+++ Supplied records

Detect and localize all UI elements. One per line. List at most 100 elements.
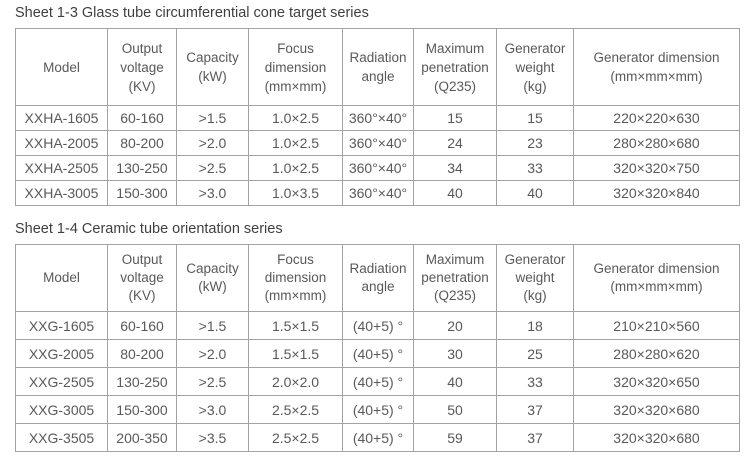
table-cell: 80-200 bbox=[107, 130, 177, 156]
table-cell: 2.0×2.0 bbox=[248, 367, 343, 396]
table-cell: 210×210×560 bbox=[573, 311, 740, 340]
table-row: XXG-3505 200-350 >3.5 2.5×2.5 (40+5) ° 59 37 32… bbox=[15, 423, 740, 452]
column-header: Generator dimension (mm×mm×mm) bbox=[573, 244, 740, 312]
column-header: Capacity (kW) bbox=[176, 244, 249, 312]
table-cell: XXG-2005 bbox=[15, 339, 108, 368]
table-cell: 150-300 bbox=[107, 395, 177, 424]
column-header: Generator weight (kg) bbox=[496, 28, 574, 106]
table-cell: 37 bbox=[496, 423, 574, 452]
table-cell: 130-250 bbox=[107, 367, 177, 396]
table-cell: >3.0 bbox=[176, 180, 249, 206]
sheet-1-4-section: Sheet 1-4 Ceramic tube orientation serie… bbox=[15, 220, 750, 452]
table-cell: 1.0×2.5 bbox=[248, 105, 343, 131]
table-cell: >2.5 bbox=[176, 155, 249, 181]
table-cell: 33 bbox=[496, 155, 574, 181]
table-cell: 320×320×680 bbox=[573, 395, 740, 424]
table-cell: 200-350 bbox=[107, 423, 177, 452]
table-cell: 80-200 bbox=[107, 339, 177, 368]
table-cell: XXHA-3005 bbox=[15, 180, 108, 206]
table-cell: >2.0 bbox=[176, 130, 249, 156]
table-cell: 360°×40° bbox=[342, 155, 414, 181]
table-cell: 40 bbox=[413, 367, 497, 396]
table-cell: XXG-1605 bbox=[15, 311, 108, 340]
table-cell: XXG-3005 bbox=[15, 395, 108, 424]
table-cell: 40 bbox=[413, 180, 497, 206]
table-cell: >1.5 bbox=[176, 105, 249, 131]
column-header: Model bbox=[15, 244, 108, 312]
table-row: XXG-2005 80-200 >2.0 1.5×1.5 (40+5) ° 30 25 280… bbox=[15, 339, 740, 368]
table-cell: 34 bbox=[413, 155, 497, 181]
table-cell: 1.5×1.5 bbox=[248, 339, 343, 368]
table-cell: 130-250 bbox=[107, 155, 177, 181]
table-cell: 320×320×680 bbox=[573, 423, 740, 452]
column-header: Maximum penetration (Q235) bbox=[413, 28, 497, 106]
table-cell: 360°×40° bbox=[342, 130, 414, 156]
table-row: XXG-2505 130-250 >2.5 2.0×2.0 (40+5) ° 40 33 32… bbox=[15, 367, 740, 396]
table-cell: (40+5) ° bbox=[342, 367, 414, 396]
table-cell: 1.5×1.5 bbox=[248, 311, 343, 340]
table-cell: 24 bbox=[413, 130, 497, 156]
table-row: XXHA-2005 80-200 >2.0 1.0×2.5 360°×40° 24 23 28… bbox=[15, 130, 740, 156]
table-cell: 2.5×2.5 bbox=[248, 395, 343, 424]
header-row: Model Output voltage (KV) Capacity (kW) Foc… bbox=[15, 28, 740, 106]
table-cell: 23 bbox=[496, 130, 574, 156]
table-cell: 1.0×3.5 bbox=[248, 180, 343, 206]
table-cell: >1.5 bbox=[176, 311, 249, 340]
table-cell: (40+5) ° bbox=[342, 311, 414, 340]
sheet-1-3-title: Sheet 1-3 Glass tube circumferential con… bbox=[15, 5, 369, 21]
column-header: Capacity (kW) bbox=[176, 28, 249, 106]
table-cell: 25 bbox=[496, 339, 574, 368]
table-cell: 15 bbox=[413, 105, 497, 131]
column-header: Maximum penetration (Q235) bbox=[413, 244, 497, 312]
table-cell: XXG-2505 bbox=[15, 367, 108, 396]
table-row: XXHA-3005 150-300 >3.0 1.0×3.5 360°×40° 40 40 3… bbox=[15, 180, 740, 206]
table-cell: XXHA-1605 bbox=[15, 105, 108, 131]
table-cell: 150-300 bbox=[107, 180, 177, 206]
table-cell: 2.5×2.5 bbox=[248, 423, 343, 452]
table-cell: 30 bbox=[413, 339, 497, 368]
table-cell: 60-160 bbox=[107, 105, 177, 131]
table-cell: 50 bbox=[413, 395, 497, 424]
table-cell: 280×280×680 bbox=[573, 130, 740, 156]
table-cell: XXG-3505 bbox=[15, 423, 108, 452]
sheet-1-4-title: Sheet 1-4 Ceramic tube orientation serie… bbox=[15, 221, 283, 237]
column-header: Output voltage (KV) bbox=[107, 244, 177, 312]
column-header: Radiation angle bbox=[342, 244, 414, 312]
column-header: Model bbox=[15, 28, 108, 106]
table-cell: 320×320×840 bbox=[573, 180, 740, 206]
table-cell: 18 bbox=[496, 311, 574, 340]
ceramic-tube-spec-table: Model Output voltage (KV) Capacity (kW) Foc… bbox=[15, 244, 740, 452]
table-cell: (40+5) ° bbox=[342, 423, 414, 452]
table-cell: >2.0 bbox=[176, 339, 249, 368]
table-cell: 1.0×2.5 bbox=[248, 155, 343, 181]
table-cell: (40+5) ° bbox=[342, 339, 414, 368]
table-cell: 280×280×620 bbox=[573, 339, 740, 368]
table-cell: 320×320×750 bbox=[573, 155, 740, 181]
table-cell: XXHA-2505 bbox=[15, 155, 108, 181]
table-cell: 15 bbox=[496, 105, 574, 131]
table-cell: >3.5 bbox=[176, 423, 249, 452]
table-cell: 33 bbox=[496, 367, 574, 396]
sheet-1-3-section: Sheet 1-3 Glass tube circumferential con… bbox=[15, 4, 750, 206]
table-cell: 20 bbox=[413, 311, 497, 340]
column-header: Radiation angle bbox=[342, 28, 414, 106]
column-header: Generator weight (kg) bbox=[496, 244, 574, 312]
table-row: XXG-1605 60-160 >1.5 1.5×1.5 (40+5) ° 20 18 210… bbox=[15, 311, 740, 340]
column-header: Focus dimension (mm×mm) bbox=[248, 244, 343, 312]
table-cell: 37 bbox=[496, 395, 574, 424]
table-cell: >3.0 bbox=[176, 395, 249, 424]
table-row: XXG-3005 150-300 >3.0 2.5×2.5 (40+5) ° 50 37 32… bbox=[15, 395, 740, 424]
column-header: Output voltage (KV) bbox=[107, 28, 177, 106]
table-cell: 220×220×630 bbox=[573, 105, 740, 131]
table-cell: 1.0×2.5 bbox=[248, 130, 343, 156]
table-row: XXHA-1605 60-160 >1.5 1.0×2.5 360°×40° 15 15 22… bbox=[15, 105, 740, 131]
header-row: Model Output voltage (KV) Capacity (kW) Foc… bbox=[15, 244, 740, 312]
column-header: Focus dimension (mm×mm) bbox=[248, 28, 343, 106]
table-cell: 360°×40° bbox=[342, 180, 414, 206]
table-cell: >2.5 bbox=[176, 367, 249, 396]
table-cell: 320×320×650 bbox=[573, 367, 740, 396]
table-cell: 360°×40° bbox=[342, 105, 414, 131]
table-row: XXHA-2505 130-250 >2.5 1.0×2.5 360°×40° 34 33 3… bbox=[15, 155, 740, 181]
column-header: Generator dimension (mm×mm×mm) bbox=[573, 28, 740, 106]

++++++
+++ Supplied records

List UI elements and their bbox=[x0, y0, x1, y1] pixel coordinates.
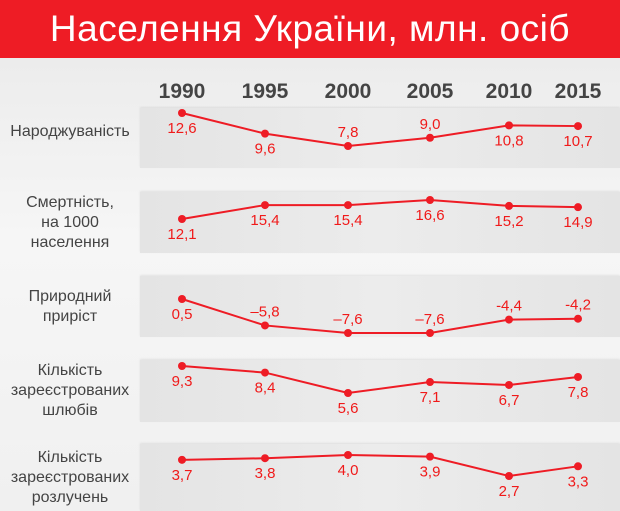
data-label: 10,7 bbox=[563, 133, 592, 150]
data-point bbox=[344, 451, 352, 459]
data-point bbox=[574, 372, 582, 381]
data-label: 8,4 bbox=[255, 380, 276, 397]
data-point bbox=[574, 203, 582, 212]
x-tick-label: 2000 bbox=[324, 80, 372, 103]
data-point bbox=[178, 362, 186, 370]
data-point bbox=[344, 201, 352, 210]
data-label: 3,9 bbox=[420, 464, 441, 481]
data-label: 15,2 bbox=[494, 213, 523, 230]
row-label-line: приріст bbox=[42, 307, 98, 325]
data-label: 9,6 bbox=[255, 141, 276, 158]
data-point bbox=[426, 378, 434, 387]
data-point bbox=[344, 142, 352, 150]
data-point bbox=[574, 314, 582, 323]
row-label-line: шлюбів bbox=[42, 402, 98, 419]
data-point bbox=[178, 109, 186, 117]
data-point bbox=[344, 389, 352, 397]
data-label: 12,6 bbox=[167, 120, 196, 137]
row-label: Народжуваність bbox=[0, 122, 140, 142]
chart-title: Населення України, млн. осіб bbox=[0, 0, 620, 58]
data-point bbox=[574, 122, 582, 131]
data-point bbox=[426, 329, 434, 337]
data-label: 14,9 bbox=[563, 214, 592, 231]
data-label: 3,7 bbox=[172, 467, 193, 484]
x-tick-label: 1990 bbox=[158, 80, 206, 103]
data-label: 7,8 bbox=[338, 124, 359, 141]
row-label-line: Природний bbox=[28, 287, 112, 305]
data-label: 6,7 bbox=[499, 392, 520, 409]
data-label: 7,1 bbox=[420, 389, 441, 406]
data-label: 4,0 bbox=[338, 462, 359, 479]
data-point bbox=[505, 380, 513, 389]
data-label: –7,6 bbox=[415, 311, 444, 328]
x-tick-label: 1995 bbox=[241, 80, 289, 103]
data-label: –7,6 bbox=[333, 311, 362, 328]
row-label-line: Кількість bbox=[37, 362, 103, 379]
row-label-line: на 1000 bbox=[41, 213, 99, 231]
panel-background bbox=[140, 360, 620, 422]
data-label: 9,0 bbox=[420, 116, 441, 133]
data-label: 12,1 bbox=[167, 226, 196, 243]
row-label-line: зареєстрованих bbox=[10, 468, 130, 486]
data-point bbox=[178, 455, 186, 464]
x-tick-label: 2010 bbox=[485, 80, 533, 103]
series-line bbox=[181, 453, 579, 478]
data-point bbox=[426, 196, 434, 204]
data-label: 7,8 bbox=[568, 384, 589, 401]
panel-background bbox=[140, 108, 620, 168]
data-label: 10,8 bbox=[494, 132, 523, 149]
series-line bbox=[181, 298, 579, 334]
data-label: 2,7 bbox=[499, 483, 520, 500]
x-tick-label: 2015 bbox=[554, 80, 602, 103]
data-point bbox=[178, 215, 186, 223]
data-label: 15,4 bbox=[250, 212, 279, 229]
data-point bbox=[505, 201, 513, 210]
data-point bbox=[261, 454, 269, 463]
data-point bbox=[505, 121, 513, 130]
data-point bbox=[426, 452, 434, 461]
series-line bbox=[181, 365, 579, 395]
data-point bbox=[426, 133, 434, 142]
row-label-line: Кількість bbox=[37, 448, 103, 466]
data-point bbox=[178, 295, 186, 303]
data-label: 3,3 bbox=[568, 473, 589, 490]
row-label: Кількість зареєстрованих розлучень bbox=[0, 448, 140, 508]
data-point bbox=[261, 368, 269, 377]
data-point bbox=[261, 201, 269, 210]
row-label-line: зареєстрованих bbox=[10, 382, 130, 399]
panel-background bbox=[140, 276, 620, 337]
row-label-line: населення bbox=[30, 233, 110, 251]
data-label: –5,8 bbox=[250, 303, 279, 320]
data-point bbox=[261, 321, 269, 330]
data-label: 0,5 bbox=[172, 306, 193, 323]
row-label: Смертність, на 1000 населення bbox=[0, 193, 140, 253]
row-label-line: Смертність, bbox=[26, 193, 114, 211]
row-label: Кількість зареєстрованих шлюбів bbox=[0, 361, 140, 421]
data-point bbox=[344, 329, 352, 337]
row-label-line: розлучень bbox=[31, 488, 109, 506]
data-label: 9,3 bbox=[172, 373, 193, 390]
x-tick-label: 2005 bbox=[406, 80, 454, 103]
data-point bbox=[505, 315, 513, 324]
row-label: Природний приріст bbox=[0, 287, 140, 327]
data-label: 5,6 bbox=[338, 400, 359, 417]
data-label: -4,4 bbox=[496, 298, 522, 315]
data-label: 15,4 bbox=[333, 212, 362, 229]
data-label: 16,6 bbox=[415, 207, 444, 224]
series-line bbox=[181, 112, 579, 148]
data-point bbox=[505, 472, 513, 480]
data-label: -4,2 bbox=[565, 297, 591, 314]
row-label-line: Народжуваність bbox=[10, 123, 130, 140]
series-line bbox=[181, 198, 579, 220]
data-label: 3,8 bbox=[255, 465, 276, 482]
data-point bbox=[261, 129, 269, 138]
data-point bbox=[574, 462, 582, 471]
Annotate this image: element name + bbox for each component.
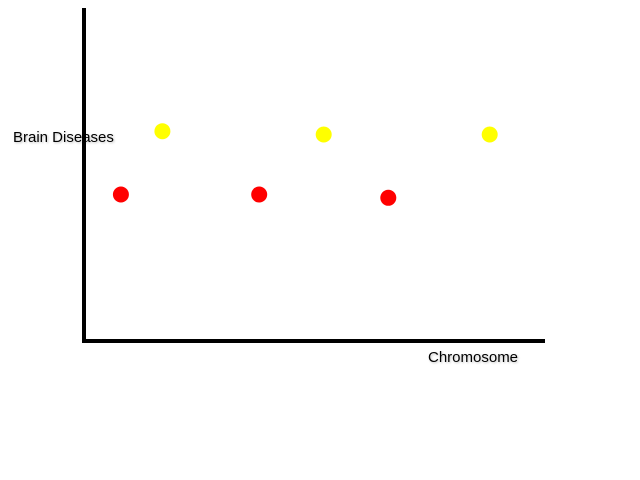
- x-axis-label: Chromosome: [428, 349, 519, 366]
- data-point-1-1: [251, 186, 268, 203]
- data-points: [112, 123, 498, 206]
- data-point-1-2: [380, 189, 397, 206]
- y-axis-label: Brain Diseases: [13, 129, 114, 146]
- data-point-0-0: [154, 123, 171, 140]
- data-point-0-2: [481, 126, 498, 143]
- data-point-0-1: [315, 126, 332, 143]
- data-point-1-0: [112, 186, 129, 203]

++++++

§ Short exercise
Rewrite the part that opens with the line containing "data-label: 10,7 bbox=[563, 133, 592, 150]" and closes with the line containing "data-point bbox=[574, 314, 582, 323]", swapping "data-label" for "value-label" and keeping everything else the same.

§ The answer
value-label: 10,7 bbox=[563, 133, 592, 150]
data-point bbox=[344, 451, 352, 459]
data-point bbox=[574, 372, 582, 381]
value-label: 8,4 bbox=[255, 380, 276, 397]
data-point bbox=[574, 203, 582, 212]
x-tick-label: 2000 bbox=[324, 80, 372, 103]
data-point bbox=[178, 362, 186, 370]
data-point bbox=[344, 201, 352, 210]
value-label: 3,9 bbox=[420, 464, 441, 481]
value-label: 15,2 bbox=[494, 213, 523, 230]
row-label-line: приріст bbox=[42, 307, 98, 325]
value-label: 9,6 bbox=[255, 141, 276, 158]
data-point bbox=[426, 378, 434, 387]
data-point bbox=[344, 142, 352, 150]
data-point bbox=[574, 314, 582, 323]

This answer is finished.